- **What you will do**: Copy out the data exactly, leaving the pictures behind.

- **Data provided**:
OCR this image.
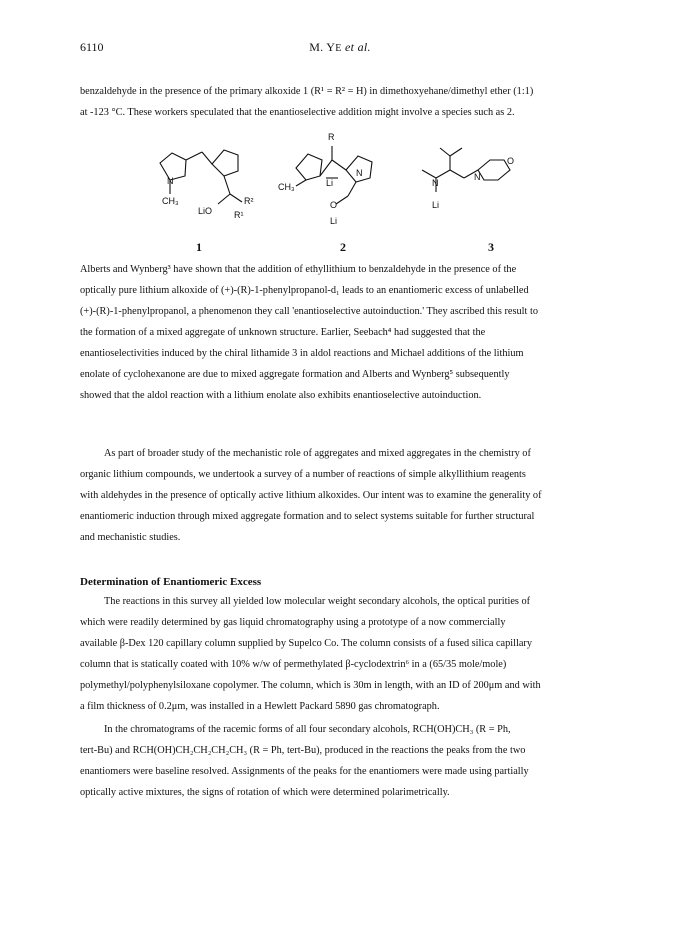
6110	M. YE et al.
benzaldehyde in the presence of the primary alkoxide 1 (R¹ = R² = H) in dimethoxyehane/dimethyl ether (1:1)
at -123 °C. These workers speculated that the enantioselective addition might involve a species such as 2.
N
CH₃
LiO
R²
R¹
R
CH₃	Li
N
O
Li
N
Li
N
O
1	2	3
Alberts and Wynberg³ have shown that the addition of ethyllithium to benzaldehyde in the presence of the
optically pure lithium alkoxide of (+)-(R)-1-phenylpropanol-d₁ leads to an enantiomeric excess of unlabelled
(+)-(R)-1-phenylpropanol, a phenomenon they call 'enantioselective autoinduction.' They ascribed this result to
the formation of a mixed aggregate of unknown structure. Earlier, Seebach⁴ had suggested that the
enantioselectivities induced by the chiral lithamide 3 in aldol reactions and Michael additions of the lithium
enolate of cyclohexanone are due to mixed aggregate formation and Alberts and Wynberg⁵ subsequently
showed that the aldol reaction with a lithium enolate also exhibits enantioselective autoinduction.
As part of broader study of the mechanistic role of aggregates and mixed aggregates in the chemistry of
organic lithium compounds, we undertook a survey of a number of reactions of simple alkyllithium reagents
with aldehydes in the presence of optically active lithium alkoxides. Our intent was to examine the generality of
enantiomeric induction through mixed aggregate formation and to select systems suitable for further structural
and mechanistic studies.
Determination of Enantiomeric Excess
The reactions in this survey all yielded low molecular weight secondary alcohols, the optical purities of
which were readily determined by gas liquid chromatography using a prototype of a now commercially
available β-Dex 120 capillary column supplied by Supelco Co. The column consists of a fused silica capillary
column that is statically coated with 10% w/w of permethylated β-cyclodextrin⁶ in a (65/35 mole/mole)
polymethyl/polyphenylsiloxane copolymer. The column, which is 30m in length, with an ID of 200μm and with
a film thickness of 0.2μm, was installed in a Hewlett Packard 5890 gas chromatograph.
In the chromatograms of the racemic forms of all four secondary alcohols, RCH(OH)CH₃ (R = Ph,
tert-Bu) and RCH(OH)CH₂CH₂CH₂CH₃ (R = Ph, tert-Bu), produced in the reactions the peaks from the two
enantiomers were baseline resolved. Assignments of the peaks for the enantiomers were made using partially
optically active mixtures, the signs of rotation of which were determined polarimetrically.
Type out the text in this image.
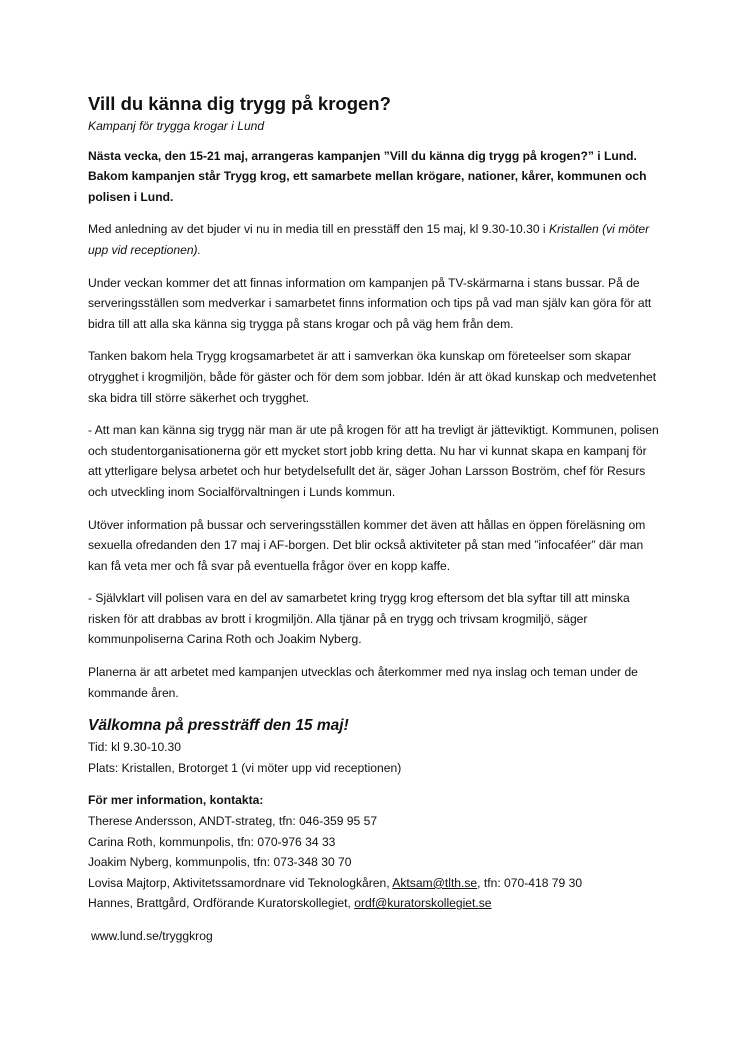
Vill du känna dig trygg på krogen?
Kampanj för trygga krogar i Lund

Nästa vecka, den 15-21 maj, arrangeras kampanjen ”Vill du känna dig trygg på krogen?” i Lund. Bakom kampanjen står Trygg krog, ett samarbete mellan krögare, nationer, kårer, kommunen och polisen i Lund.

Med anledning av det bjuder vi nu in media till en presstäff den 15 maj, kl 9.30-10.30 i Kristallen (vi möter upp vid receptionen).

Under veckan kommer det att finnas information om kampanjen på TV-skärmarna i stans bussar. På de serveringsställen som medverkar i samarbetet finns information och tips på vad man själv kan göra för att bidra till att alla ska känna sig trygga på stans krogar och på väg hem från dem.

Tanken bakom hela Trygg krogsamarbetet är att i samverkan öka kunskap om företeelser som skapar otrygghet i krogmiljön, både för gäster och för dem som jobbar. Idén är att ökad kunskap och medvetenhet ska bidra till större säkerhet och trygghet.

- Att man kan känna sig trygg när man är ute på krogen för att ha trevligt är jätteviktigt. Kommunen, polisen och studentorganisationerna gör ett mycket stort jobb kring detta. Nu har vi kunnat skapa en kampanj för att ytterligare belysa arbetet och hur betydelsefullt det är, säger Johan Larsson Boström, chef för Resurs och utveckling inom Socialförvaltningen i Lunds kommun.

Utöver information på bussar och serveringsställen kommer det även att hållas en öppen föreläsning om sexuella ofredanden den 17 maj i AF-borgen. Det blir också aktiviteter på stan med ”infocaféer” där man kan få veta mer och få svar på eventuella frågor över en kopp kaffe.

- Självklart vill polisen vara en del av samarbetet kring trygg krog eftersom det bla syftar till att minska risken för att drabbas av brott i krogmiljön. Alla tjänar på en trygg och trivsam krogmiljö, säger kommunpoliserna Carina Roth och Joakim Nyberg.

Planerna är att arbetet med kampanjen utvecklas och återkommer med nya inslag och teman under de kommande åren.

Välkomna på pressträff den 15 maj!
Tid: kl 9.30-10.30
Plats: Kristallen, Brotorget 1 (vi möter upp vid receptionen)
För mer information, kontakta:
Therese Andersson, ANDT-strateg, tfn: 046-359 95 57
Carina Roth, kommunpolis, tfn: 070-976 34 33
Joakim Nyberg, kommunpolis, tfn: 073-348 30 70
Lovisa Majtorp, Aktivitetssamordnare vid Teknologkåren, Aktsam@tlth.se, tfn: 070-418 79 30
Hannes, Brattgård, Ordförande Kuratorskollegiet, ordf@kuratorskollegiet.se
www.lund.se/tryggkrog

- **Answer below**:
OCR this image.
6110	M. YE et al.
benzaldehyde in the presence of the primary alkoxide 1 (R¹ = R² = H) in dimethoxyehane/dimethyl ether (1:1)
at -123 °C. These workers speculated that the enantioselective addition might involve a species such as 2.
N
CH₃
LiO
R²
R¹
R
CH₃	Li
N
O
Li
N
Li
N
O
1	2	3
Alberts and Wynberg³ have shown that the addition of ethyllithium to benzaldehyde in the presence of the
optically pure lithium alkoxide of (+)-(R)-1-phenylpropanol-d₁ leads to an enantiomeric excess of unlabelled
(+)-(R)-1-phenylpropanol, a phenomenon they call 'enantioselective autoinduction.' They ascribed this result to
the formation of a mixed aggregate of unknown structure. Earlier, Seebach⁴ had suggested that the
enantioselectivities induced by the chiral lithamide 3 in aldol reactions and Michael additions of the lithium
enolate of cyclohexanone are due to mixed aggregate formation and Alberts and Wynberg⁵ subsequently
showed that the aldol reaction with a lithium enolate also exhibits enantioselective autoinduction.
As part of broader study of the mechanistic role of aggregates and mixed aggregates in the chemistry of
organic lithium compounds, we undertook a survey of a number of reactions of simple alkyllithium reagents
with aldehydes in the presence of optically active lithium alkoxides. Our intent was to examine the generality of
enantiomeric induction through mixed aggregate formation and to select systems suitable for further structural
and mechanistic studies.
Determination of Enantiomeric Excess
The reactions in this survey all yielded low molecular weight secondary alcohols, the optical purities of
which were readily determined by gas liquid chromatography using a prototype of a now commercially
available β-Dex 120 capillary column supplied by Supelco Co. The column consists of a fused silica capillary
column that is statically coated with 10% w/w of permethylated β-cyclodextrin⁶ in a (65/35 mole/mole)
polymethyl/polyphenylsiloxane copolymer. The column, which is 30m in length, with an ID of 200μm and with
a film thickness of 0.2μm, was installed in a Hewlett Packard 5890 gas chromatograph.
In the chromatograms of the racemic forms of all four secondary alcohols, RCH(OH)CH₃ (R = Ph,
tert-Bu) and RCH(OH)CH₂CH₂CH₂CH₃ (R = Ph, tert-Bu), produced in the reactions the peaks from the two
enantiomers were baseline resolved. Assignments of the peaks for the enantiomers were made using partially
optically active mixtures, the signs of rotation of which were determined polarimetrically.
Type out the text in this image.
Vill du känna dig trygg på krogen?
Kampanj för trygga krogar i Lund

Nästa vecka, den 15-21 maj, arrangeras kampanjen ”Vill du känna dig trygg på krogen?” i Lund. Bakom kampanjen står Trygg krog, ett samarbete mellan krögare, nationer, kårer, kommunen och polisen i Lund.

Med anledning av det bjuder vi nu in media till en presstäff den 15 maj, kl 9.30-10.30 i Kristallen (vi möter upp vid receptionen).

Under veckan kommer det att finnas information om kampanjen på TV-skärmarna i stans bussar. På de serveringsställen som medverkar i samarbetet finns information och tips på vad man själv kan göra för att bidra till att alla ska känna sig trygga på stans krogar och på väg hem från dem.

Tanken bakom hela Trygg krogsamarbetet är att i samverkan öka kunskap om företeelser som skapar otrygghet i krogmiljön, både för gäster och för dem som jobbar. Idén är att ökad kunskap och medvetenhet ska bidra till större säkerhet och trygghet.

- Att man kan känna sig trygg när man är ute på krogen för att ha trevligt är jätteviktigt. Kommunen, polisen och studentorganisationerna gör ett mycket stort jobb kring detta. Nu har vi kunnat skapa en kampanj för att ytterligare belysa arbetet och hur betydelsefullt det är, säger Johan Larsson Boström, chef för Resurs och utveckling inom Socialförvaltningen i Lunds kommun.

Utöver information på bussar och serveringsställen kommer det även att hållas en öppen föreläsning om sexuella ofredanden den 17 maj i AF-borgen. Det blir också aktiviteter på stan med ”infocaféer” där man kan få veta mer och få svar på eventuella frågor över en kopp kaffe.

- Självklart vill polisen vara en del av samarbetet kring trygg krog eftersom det bla syftar till att minska risken för att drabbas av brott i krogmiljön. Alla tjänar på en trygg och trivsam krogmiljö, säger kommunpoliserna Carina Roth och Joakim Nyberg.

Planerna är att arbetet med kampanjen utvecklas och återkommer med nya inslag och teman under de kommande åren.

Välkomna på pressträff den 15 maj!
Tid: kl 9.30-10.30
Plats: Kristallen, Brotorget 1 (vi möter upp vid receptionen)
För mer information, kontakta:
Therese Andersson, ANDT-strateg, tfn: 046-359 95 57
Carina Roth, kommunpolis, tfn: 070-976 34 33
Joakim Nyberg, kommunpolis, tfn: 073-348 30 70
Lovisa Majtorp, Aktivitetssamordnare vid Teknologkåren, Aktsam@tlth.se, tfn: 070-418 79 30
Hannes, Brattgård, Ordförande Kuratorskollegiet, ordf@kuratorskollegiet.se
www.lund.se/tryggkrog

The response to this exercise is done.